Work to be completed: Repeat, without any change, the entries presented below.

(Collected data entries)
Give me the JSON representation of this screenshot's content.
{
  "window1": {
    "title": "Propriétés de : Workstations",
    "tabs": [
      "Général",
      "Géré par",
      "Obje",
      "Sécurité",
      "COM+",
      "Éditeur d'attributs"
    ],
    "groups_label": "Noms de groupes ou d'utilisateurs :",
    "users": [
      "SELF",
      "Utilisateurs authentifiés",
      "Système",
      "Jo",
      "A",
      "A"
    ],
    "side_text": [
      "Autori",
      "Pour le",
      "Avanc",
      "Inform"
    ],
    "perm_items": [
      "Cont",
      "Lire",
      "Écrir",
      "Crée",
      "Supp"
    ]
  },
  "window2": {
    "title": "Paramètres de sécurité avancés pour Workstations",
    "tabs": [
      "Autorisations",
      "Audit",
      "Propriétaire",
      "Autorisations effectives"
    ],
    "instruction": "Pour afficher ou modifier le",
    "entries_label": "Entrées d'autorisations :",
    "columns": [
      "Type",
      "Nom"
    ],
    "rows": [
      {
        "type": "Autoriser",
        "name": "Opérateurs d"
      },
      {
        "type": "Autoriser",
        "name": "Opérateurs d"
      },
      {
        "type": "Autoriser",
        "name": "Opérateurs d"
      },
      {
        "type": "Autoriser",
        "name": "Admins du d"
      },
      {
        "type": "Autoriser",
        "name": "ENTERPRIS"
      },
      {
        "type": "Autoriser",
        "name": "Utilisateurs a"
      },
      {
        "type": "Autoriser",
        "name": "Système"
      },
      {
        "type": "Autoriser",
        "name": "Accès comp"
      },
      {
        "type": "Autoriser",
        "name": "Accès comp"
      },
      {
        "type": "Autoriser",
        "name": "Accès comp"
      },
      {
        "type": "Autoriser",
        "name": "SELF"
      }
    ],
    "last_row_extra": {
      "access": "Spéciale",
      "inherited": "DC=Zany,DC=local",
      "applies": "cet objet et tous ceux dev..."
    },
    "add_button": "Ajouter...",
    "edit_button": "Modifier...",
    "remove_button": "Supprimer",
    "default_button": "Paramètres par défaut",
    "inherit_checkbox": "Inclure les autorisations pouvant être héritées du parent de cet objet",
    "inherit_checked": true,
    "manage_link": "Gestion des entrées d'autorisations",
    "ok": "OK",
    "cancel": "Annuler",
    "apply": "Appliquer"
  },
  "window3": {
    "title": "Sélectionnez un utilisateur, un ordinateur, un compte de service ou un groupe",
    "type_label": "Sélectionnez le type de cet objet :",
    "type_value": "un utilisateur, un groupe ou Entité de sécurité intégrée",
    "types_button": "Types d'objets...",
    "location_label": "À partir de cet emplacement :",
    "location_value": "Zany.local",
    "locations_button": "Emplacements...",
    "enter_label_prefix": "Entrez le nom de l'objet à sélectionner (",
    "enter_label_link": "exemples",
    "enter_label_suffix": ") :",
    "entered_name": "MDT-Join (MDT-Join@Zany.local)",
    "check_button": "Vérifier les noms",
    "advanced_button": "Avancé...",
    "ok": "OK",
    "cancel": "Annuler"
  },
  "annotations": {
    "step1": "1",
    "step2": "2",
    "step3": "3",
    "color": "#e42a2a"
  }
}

Output of the task:
Give me the JSON representation of this screenshot's content.
{
  "window1": {
    "title": "Propriétés de : Workstations",
    "tabs": [
      "Général",
      "Géré par",
      "Obje",
      "Sécurité",
      "COM+",
      "Éditeur d'attributs"
    ],
    "groups_label": "Noms de groupes ou d'utilisateurs :",
    "users": [
      "SELF",
      "Utilisateurs authentifiés",
      "Système",
      "Jo",
      "A",
      "A"
    ],
    "side_text": [
      "Autori",
      "Pour le",
      "Avanc",
      "Inform"
    ],
    "perm_items": [
      "Cont",
      "Lire",
      "Écrir",
      "Crée",
      "Supp"
    ]
  },
  "window2": {
    "title": "Paramètres de sécurité avancés pour Workstations",
    "tabs": [
      "Autorisations",
      "Audit",
      "Propriétaire",
      "Autorisations effectives"
    ],
    "instruction": "Pour afficher ou modifier le",
    "entries_label": "Entrées d'autorisations :",
    "columns": [
      "Type",
      "Nom"
    ],
    "rows": [
      {
        "type": "Autoriser",
        "name": "Opérateurs d"
      },
      {
        "type": "Autoriser",
        "name": "Opérateurs d"
      },
      {
        "type": "Autoriser",
        "name": "Opérateurs d"
      },
      {
        "type": "Autoriser",
        "name": "Admins du d"
      },
      {
        "type": "Autoriser",
        "name": "ENTERPRIS"
      },
      {
        "type": "Autoriser",
        "name": "Utilisateurs a"
      },
      {
        "type": "Autoriser",
        "name": "Système"
      },
      {
        "type": "Autoriser",
        "name": "Accès comp"
      },
      {
        "type": "Autoriser",
        "name": "Accès comp"
      },
      {
        "type": "Autoriser",
        "name": "Accès comp"
      },
      {
        "type": "Autoriser",
        "name": "SELF"
      }
    ],
    "last_row_extra": {
      "access": "Spéciale",
      "inherited": "DC=Zany,DC=local",
      "applies": "cet objet et tous ceux dev..."
    },
    "add_button": "Ajouter...",
    "edit_button": "Modifier...",
    "remove_button": "Supprimer",
    "default_button": "Paramètres par défaut",
    "inherit_checkbox": "Inclure les autorisations pouvant être héritées du parent de cet objet",
    "inherit_checked": true,
    "manage_link": "Gestion des entrées d'autorisations",
    "ok": "OK",
    "cancel": "Annuler",
    "apply": "Appliquer"
  },
  "window3": {
    "title": "Sélectionnez un utilisateur, un ordinateur, un compte de service ou un groupe",
    "type_label": "Sélectionnez le type de cet objet :",
    "type_value": "un utilisateur, un groupe ou Entité de sécurité intégrée",
    "types_button": "Types d'objets...",
    "location_label": "À partir de cet emplacement :",
    "location_value": "Zany.local",
    "locations_button": "Emplacements...",
    "enter_label_prefix": "Entrez le nom de l'objet à sélectionner (",
    "enter_label_link": "exemples",
    "enter_label_suffix": ") :",
    "entered_name": "MDT-Join (MDT-Join@Zany.local)",
    "check_button": "Vérifier les noms",
    "advanced_button": "Avancé...",
    "ok": "OK",
    "cancel": "Annuler"
  },
  "annotations": {
    "step1": "1",
    "step2": "2",
    "step3": "3",
    "color": "#e42a2a"
  }
}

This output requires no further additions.